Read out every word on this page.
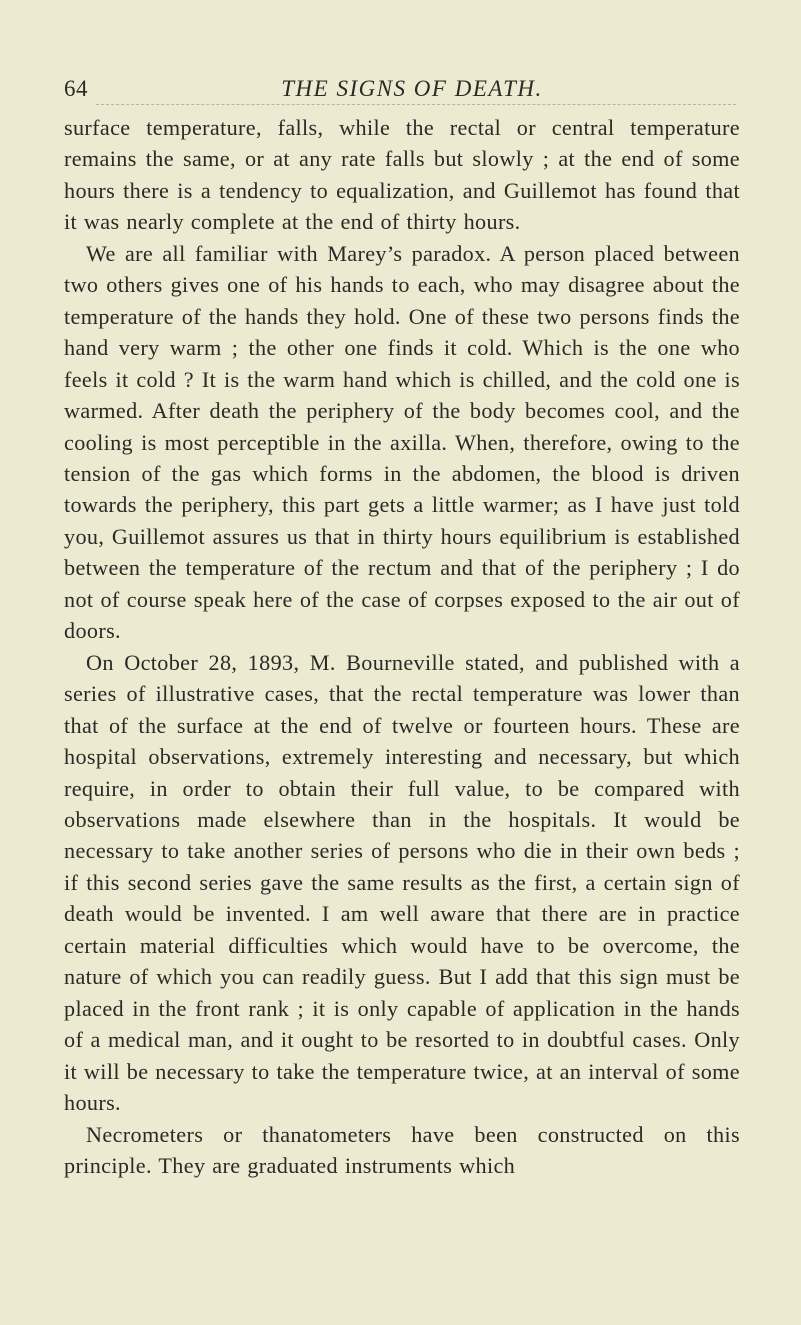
64	THE SIGNS OF DEATH.

surface temperature, falls, while the rectal or central temperature remains the same, or at any rate falls but slowly ; at the end of some hours there is a tendency to equalization, and Guillemot has found that it was nearly complete at the end of thirty hours.

We are all familiar with Marey’s paradox. A person placed between two others gives one of his hands to each, who may disagree about the temperature of the hands they hold. One of these two persons finds the hand very warm ; the other one finds it cold. Which is the one who feels it cold ? It is the warm hand which is chilled, and the cold one is warmed. After death the periphery of the body becomes cool, and the cooling is most perceptible in the axilla. When, therefore, owing to the tension of the gas which forms in the abdomen, the blood is driven towards the periphery, this part gets a little warmer; as I have just told you, Guillemot assures us that in thirty hours equilibrium is established between the temperature of the rectum and that of the periphery ; I do not of course speak here of the case of corpses exposed to the air out of doors.

On October 28, 1893, M. Bourneville stated, and published with a series of illustrative cases, that the rectal temperature was lower than that of the surface at the end of twelve or fourteen hours. These are hospital observations, extremely interesting and necessary, but which require, in order to obtain their full value, to be compared with observations made elsewhere than in the hospitals. It would be necessary to take another series of persons who die in their own beds ; if this second series gave the same results as the first, a certain sign of death would be invented. I am well aware that there are in practice certain material difficulties which would have to be overcome, the nature of which you can readily guess. But I add that this sign must be placed in the front rank ; it is only capable of application in the hands of a medical man, and it ought to be resorted to in doubtful cases. Only it will be necessary to take the temperature twice, at an interval of some hours.

Necrometers or thanatometers have been constructed on this principle. They are graduated instruments which
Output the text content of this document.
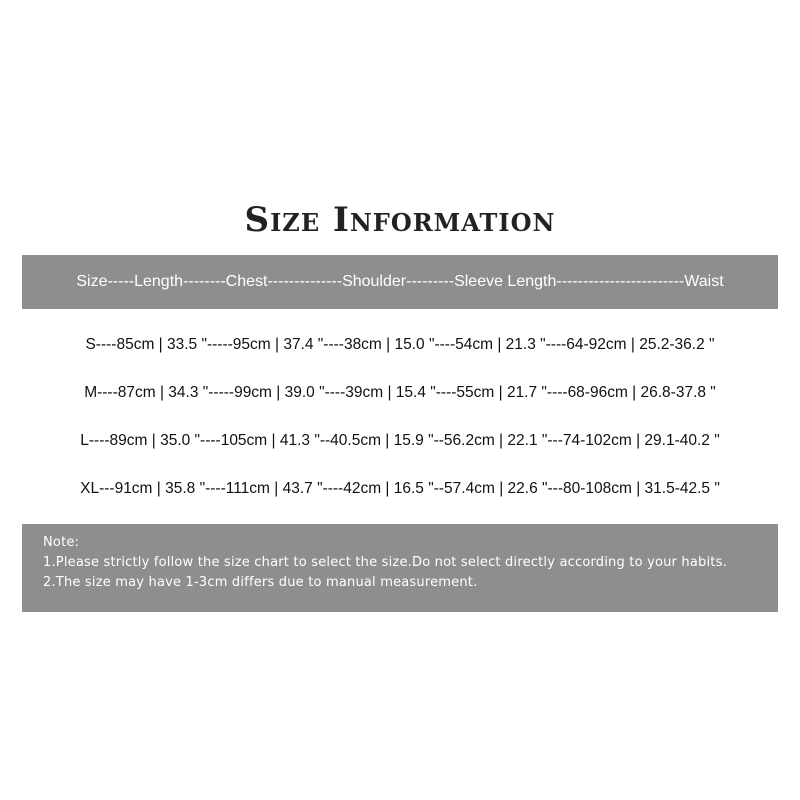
Size Information
Size-----Length--------Chest--------------Shoulder---------Sleeve Length------------------------Waist
S----85cm | 33.5 "-----95cm | 37.4 "----38cm | 15.0 "----54cm | 21.3 "----64-92cm | 25.2-36.2 "
M----87cm | 34.3 "-----99cm | 39.0 "----39cm | 15.4 "----55cm | 21.7 "----68-96cm | 26.8-37.8 "
L----89cm | 35.0 "----105cm | 41.3 "--40.5cm | 15.9 "--56.2cm | 22.1 "---74-102cm | 29.1-40.2 "
XL---91cm | 35.8 "----111cm | 43.7 "----42cm | 16.5 "--57.4cm | 22.6 "---80-108cm | 31.5-42.5 "
Note:
1.Please strictly follow the size chart to select the size.Do not select directly according to your habits.
2.The size may have 1-3cm differs due to manual measurement.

Written instruction: Find the line that contains "Output the text content of this document.", then write out that line and every line after it through the end of the records, exactly. Leave the pictures out.

Complete response:
Output the text content of this document.
Size Information
Size-----Length--------Chest--------------Shoulder---------Sleeve Length------------------------Waist
S----85cm | 33.5 "-----95cm | 37.4 "----38cm | 15.0 "----54cm | 21.3 "----64-92cm | 25.2-36.2 "
M----87cm | 34.3 "-----99cm | 39.0 "----39cm | 15.4 "----55cm | 21.7 "----68-96cm | 26.8-37.8 "
L----89cm | 35.0 "----105cm | 41.3 "--40.5cm | 15.9 "--56.2cm | 22.1 "---74-102cm | 29.1-40.2 "
XL---91cm | 35.8 "----111cm | 43.7 "----42cm | 16.5 "--57.4cm | 22.6 "---80-108cm | 31.5-42.5 "
Note:
1.Please strictly follow the size chart to select the size.Do not select directly according to your habits.
2.The size may have 1-3cm differs due to manual measurement.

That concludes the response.